### Task instructions
List the lines of this listing that hold the word "今年以来".

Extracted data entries
"""

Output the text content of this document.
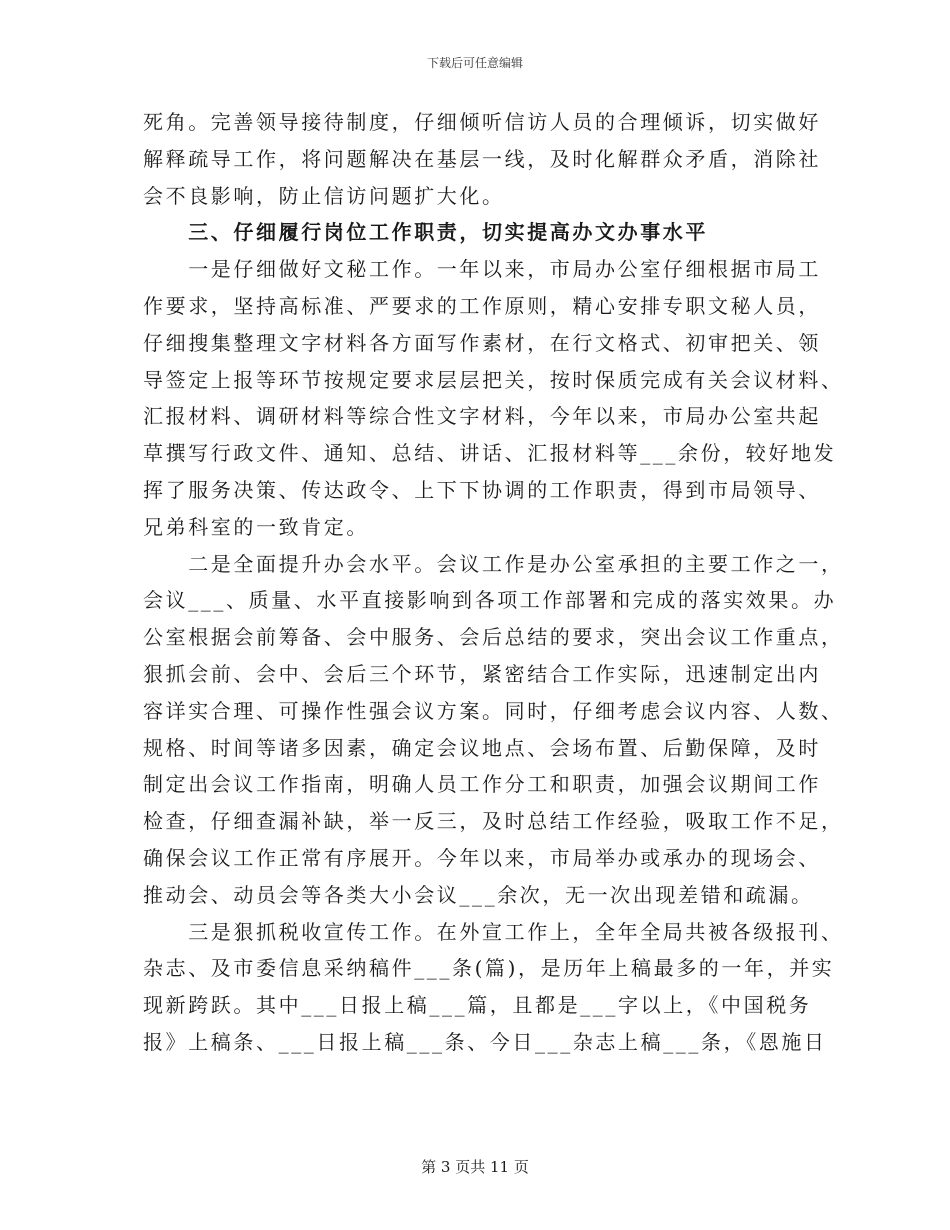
下载后可任意编辑
死角。完善领导接待制度，仔细倾听信访人员的合理倾诉，切实做好
解释疏导工作，将问题解决在基层一线，及时化解群众矛盾，消除社
会不良影响，防止信访问题扩大化。
　　三、仔细履行岗位工作职责，切实提高办文办事水平
　　一是仔细做好文秘工作。一年以来，市局办公室仔细根据市局工
作要求，坚持高标准、严要求的工作原则，精心安排专职文秘人员，
仔细搜集整理文字材料各方面写作素材，在行文格式、初审把关、领
导签定上报等环节按规定要求层层把关，按时保质完成有关会议材料、
汇报材料、调研材料等综合性文字材料，今年以来，市局办公室共起
草撰写行政文件、通知、总结、讲话、汇报材料等___余份，较好地发
挥了服务决策、传达政令、上下下协调的工作职责，得到市局领导、
兄弟科室的一致肯定。
　　二是全面提升办会水平。会议工作是办公室承担的主要工作之一，
会议___、质量、水平直接影响到各项工作部署和完成的落实效果。办
公室根据会前筹备、会中服务、会后总结的要求，突出会议工作重点，
狠抓会前、会中、会后三个环节，紧密结合工作实际，迅速制定出内
容详实合理、可操作性强会议方案。同时，仔细考虑会议内容、人数、
规格、时间等诸多因素，确定会议地点、会场布置、后勤保障，及时
制定出会议工作指南，明确人员工作分工和职责，加强会议期间工作
检查，仔细查漏补缺，举一反三，及时总结工作经验，吸取工作不足，
确保会议工作正常有序展开。今年以来，市局举办或承办的现场会、
推动会、动员会等各类大小会议___余次，无一次出现差错和疏漏。
　　三是狠抓税收宣传工作。在外宣工作上，全年全局共被各级报刊、
杂志、及市委信息采纳稿件___条(篇)，是历年上稿最多的一年，并实
现新跨跃。其中___日报上稿___篇，且都是___字以上，《中国税务
报》上稿条、___日报上稿___条、今日___杂志上稿___条，《恩施日
第 3 页共 11 页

"""

### Complete response
汇报材料、调研材料等综合性文字材料，今年以来，市局办公室共起
确保会议工作正常有序展开。今年以来，市局举办或承办的现场会、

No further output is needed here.